=== Work to be completed ===
Your task is to print all of the material verbatim.

=== Available data ===
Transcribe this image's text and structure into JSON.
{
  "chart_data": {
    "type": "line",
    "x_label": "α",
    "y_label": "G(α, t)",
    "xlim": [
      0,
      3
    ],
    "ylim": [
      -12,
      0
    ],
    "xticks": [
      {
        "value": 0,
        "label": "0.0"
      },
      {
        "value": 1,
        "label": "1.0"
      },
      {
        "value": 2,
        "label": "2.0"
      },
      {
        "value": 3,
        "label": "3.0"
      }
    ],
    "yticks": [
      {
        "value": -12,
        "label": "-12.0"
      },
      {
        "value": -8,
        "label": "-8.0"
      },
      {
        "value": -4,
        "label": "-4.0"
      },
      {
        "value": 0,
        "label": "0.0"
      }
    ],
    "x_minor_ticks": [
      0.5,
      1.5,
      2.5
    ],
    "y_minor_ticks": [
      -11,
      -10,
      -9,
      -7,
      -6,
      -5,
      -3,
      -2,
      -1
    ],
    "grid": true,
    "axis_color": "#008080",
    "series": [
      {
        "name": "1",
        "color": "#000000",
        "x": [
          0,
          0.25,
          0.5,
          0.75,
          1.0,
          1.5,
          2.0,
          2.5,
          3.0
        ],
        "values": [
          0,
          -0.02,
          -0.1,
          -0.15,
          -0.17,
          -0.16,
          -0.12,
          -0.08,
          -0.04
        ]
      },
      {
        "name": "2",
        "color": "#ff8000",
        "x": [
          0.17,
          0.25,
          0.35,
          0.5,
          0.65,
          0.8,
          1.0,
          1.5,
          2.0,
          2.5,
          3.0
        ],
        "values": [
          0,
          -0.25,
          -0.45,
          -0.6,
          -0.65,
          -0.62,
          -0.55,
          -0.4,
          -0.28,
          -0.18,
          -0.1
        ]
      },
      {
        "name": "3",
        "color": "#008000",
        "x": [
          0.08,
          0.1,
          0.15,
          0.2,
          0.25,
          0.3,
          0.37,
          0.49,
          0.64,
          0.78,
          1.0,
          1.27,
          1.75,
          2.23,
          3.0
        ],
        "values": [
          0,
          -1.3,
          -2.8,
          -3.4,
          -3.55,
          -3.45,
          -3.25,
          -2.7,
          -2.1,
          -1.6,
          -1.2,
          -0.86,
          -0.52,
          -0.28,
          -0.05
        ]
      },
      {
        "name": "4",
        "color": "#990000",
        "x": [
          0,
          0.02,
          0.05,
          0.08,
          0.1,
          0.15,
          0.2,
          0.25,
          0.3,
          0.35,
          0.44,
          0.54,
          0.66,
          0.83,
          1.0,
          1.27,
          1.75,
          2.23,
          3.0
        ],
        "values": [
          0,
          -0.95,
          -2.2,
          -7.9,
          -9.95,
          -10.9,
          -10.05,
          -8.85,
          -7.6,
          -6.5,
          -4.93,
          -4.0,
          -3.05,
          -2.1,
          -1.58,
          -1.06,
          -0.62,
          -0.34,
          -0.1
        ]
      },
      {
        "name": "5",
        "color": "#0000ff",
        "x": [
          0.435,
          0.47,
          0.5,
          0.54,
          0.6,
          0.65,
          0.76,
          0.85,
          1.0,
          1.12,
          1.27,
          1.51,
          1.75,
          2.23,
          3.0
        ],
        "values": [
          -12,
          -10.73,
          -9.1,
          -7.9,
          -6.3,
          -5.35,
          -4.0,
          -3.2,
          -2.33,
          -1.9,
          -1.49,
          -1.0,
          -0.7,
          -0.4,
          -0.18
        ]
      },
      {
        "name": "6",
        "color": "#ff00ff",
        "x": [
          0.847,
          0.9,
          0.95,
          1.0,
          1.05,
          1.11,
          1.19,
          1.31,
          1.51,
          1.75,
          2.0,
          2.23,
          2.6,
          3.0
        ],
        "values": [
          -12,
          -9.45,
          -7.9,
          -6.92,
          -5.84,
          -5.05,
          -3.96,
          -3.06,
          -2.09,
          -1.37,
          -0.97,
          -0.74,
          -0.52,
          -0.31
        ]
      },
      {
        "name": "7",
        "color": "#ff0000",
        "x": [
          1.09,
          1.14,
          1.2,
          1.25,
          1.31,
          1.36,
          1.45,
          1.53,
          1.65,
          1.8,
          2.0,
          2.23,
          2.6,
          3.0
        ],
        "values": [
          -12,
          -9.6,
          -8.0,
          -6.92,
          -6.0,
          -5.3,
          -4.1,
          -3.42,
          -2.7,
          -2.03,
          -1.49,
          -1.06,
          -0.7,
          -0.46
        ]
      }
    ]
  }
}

=== Task response ===
Transcribe this image's text and structure into JSON.
{
  "chart_data": {
    "type": "line",
    "x_label": "α",
    "y_label": "G(α, t)",
    "xlim": [
      0,
      3
    ],
    "ylim": [
      -12,
      0
    ],
    "xticks": [
      {
        "value": 0,
        "label": "0.0"
      },
      {
        "value": 1,
        "label": "1.0"
      },
      {
        "value": 2,
        "label": "2.0"
      },
      {
        "value": 3,
        "label": "3.0"
      }
    ],
    "yticks": [
      {
        "value": -12,
        "label": "-12.0"
      },
      {
        "value": -8,
        "label": "-8.0"
      },
      {
        "value": -4,
        "label": "-4.0"
      },
      {
        "value": 0,
        "label": "0.0"
      }
    ],
    "x_minor_ticks": [
      0.5,
      1.5,
      2.5
    ],
    "y_minor_ticks": [
      -11,
      -10,
      -9,
      -7,
      -6,
      -5,
      -3,
      -2,
      -1
    ],
    "grid": true,
    "axis_color": "#008080",
    "series": [
      {
        "name": "1",
        "color": "#000000",
        "x": [
          0,
          0.25,
          0.5,
          0.75,
          1.0,
          1.5,
          2.0,
          2.5,
          3.0
        ],
        "values": [
          0,
          -0.02,
          -0.1,
          -0.15,
          -0.17,
          -0.16,
          -0.12,
          -0.08,
          -0.04
        ]
      },
      {
        "name": "2",
        "color": "#ff8000",
        "x": [
          0.17,
          0.25,
          0.35,
          0.5,
          0.65,
          0.8,
          1.0,
          1.5,
          2.0,
          2.5,
          3.0
        ],
        "values": [
          0,
          -0.25,
          -0.45,
          -0.6,
          -0.65,
          -0.62,
          -0.55,
          -0.4,
          -0.28,
          -0.18,
          -0.1
        ]
      },
      {
        "name": "3",
        "color": "#008000",
        "x": [
          0.08,
          0.1,
          0.15,
          0.2,
          0.25,
          0.3,
          0.37,
          0.49,
          0.64,
          0.78,
          1.0,
          1.27,
          1.75,
          2.23,
          3.0
        ],
        "values": [
          0,
          -1.3,
          -2.8,
          -3.4,
          -3.55,
          -3.45,
          -3.25,
          -2.7,
          -2.1,
          -1.6,
          -1.2,
          -0.86,
          -0.52,
          -0.28,
          -0.05
        ]
      },
      {
        "name": "4",
        "color": "#990000",
        "x": [
          0,
          0.02,
          0.05,
          0.08,
          0.1,
          0.15,
          0.2,
          0.25,
          0.3,
          0.35,
          0.44,
          0.54,
          0.66,
          0.83,
          1.0,
          1.27,
          1.75,
          2.23,
          3.0
        ],
        "values": [
          0,
          -0.95,
          -2.2,
          -7.9,
          -9.95,
          -10.9,
          -10.05,
          -8.85,
          -7.6,
          -6.5,
          -4.93,
          -4.0,
          -3.05,
          -2.1,
          -1.58,
          -1.06,
          -0.62,
          -0.34,
          -0.1
        ]
      },
      {
        "name": "5",
        "color": "#0000ff",
        "x": [
          0.435,
          0.47,
          0.5,
          0.54,
          0.6,
          0.65,
          0.76,
          0.85,
          1.0,
          1.12,
          1.27,
          1.51,
          1.75,
          2.23,
          3.0
        ],
        "values": [
          -12,
          -10.73,
          -9.1,
          -7.9,
          -6.3,
          -5.35,
          -4.0,
          -3.2,
          -2.33,
          -1.9,
          -1.49,
          -1.0,
          -0.7,
          -0.4,
          -0.18
        ]
      },
      {
        "name": "6",
        "color": "#ff00ff",
        "x": [
          0.847,
          0.9,
          0.95,
          1.0,
          1.05,
          1.11,
          1.19,
          1.31,
          1.51,
          1.75,
          2.0,
          2.23,
          2.6,
          3.0
        ],
        "values": [
          -12,
          -9.45,
          -7.9,
          -6.92,
          -5.84,
          -5.05,
          -3.96,
          -3.06,
          -2.09,
          -1.37,
          -0.97,
          -0.74,
          -0.52,
          -0.31
        ]
      },
      {
        "name": "7",
        "color": "#ff0000",
        "x": [
          1.09,
          1.14,
          1.2,
          1.25,
          1.31,
          1.36,
          1.45,
          1.53,
          1.65,
          1.8,
          2.0,
          2.23,
          2.6,
          3.0
        ],
        "values": [
          -12,
          -9.6,
          -8.0,
          -6.92,
          -6.0,
          -5.3,
          -4.1,
          -3.42,
          -2.7,
          -2.03,
          -1.49,
          -1.06,
          -0.7,
          -0.46
        ]
      }
    ]
  }
}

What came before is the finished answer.